▼

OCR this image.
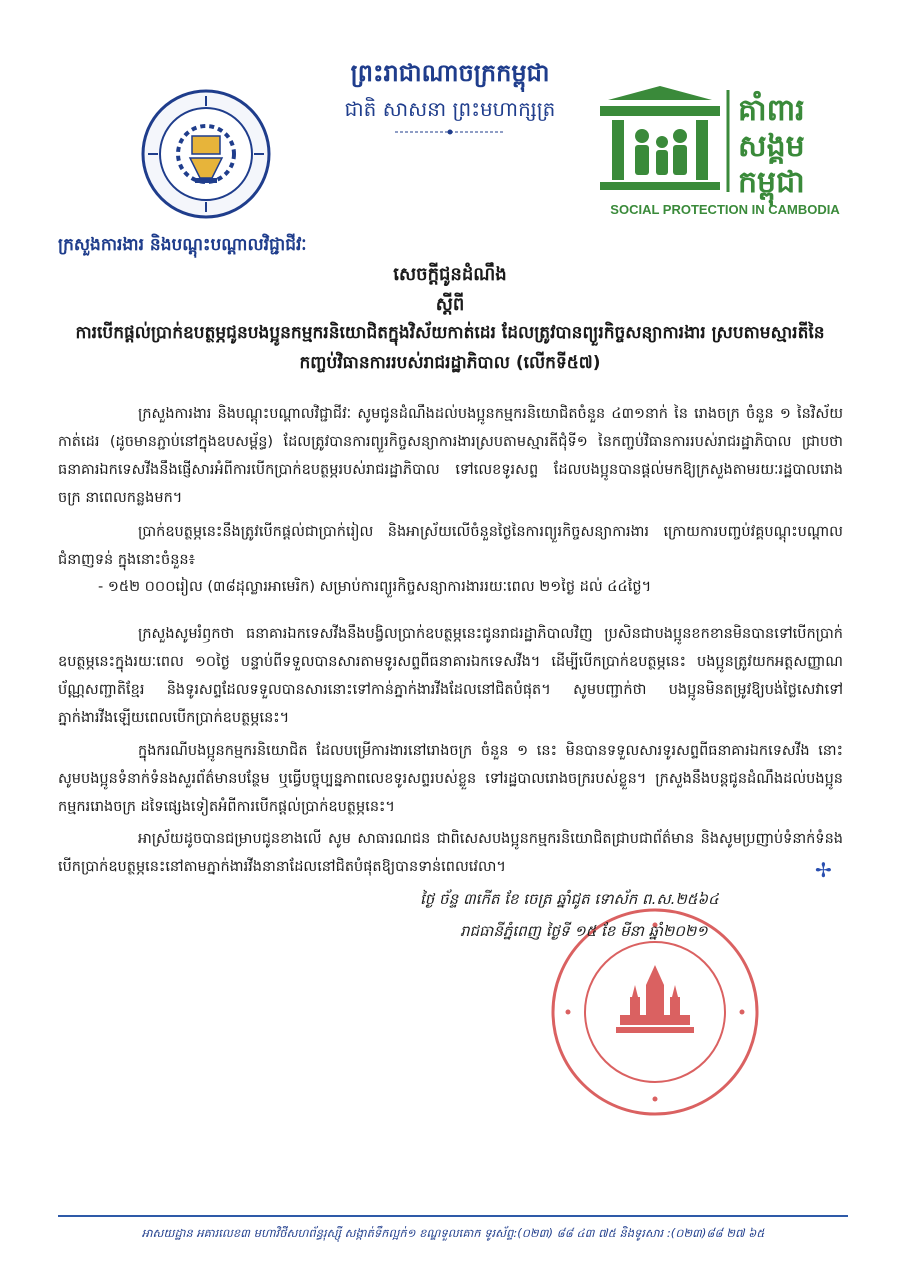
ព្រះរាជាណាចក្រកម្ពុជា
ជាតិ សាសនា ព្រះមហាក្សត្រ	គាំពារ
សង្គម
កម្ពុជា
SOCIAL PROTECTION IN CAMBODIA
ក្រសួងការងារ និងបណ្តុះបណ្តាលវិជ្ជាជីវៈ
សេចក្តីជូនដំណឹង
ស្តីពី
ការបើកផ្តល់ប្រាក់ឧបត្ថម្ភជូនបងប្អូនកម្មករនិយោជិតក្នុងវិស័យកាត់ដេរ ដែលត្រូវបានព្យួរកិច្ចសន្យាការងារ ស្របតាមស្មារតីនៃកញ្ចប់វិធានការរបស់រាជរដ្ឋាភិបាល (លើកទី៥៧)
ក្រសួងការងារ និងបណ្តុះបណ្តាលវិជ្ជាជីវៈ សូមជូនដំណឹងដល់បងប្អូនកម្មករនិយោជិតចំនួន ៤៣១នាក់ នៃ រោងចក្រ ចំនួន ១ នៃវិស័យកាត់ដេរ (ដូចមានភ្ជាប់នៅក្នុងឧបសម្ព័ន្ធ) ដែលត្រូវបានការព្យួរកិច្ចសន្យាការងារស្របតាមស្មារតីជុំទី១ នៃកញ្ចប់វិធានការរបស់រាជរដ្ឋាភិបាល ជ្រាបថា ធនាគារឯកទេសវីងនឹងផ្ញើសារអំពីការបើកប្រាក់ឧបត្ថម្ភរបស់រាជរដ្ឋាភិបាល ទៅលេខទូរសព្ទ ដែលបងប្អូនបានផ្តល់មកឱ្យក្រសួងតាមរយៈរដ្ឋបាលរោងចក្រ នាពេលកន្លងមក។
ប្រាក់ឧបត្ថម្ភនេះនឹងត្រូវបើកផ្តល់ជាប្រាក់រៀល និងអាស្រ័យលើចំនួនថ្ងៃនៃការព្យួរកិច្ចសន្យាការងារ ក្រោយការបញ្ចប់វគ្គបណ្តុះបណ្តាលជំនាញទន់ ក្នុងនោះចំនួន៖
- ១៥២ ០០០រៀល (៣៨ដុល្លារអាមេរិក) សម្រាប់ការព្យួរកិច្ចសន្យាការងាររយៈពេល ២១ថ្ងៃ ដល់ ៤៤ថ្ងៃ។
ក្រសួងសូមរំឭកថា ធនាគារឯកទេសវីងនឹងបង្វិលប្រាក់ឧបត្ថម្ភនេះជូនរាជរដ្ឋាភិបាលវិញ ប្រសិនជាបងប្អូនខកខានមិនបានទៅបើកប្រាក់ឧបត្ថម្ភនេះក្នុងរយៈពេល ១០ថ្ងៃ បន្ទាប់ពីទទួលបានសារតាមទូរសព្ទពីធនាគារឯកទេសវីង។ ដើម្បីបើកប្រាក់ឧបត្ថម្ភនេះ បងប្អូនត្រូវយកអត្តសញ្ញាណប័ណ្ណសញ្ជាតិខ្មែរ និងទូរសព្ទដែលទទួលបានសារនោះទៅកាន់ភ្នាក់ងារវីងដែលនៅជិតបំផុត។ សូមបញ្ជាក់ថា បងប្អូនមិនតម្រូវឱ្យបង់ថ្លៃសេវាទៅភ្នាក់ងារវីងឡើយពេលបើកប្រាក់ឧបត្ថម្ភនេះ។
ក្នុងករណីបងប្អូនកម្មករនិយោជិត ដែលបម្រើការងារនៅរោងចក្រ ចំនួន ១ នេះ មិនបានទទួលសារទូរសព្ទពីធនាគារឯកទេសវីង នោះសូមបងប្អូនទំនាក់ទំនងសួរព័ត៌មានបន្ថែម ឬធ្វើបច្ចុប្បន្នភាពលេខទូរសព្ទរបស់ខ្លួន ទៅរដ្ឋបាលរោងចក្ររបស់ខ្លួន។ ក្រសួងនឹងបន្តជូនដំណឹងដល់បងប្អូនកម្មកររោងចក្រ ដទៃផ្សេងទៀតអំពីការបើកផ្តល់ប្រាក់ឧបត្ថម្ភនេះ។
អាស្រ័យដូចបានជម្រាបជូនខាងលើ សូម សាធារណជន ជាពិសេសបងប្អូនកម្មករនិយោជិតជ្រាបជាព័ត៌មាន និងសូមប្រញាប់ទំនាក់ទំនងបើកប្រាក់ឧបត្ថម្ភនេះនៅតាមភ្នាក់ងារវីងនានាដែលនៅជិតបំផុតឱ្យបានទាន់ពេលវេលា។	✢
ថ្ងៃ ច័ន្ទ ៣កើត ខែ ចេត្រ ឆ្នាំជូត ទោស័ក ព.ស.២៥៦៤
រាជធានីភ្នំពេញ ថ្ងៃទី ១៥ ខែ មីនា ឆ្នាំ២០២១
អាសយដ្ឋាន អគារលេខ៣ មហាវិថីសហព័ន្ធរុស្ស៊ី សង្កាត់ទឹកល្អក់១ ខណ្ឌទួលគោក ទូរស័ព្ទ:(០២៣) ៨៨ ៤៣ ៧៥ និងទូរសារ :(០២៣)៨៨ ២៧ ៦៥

▲

## Given instruction:
Tally every line of the listing that holds the string "ររបស", then give the number by itself.

## Result of the task:
3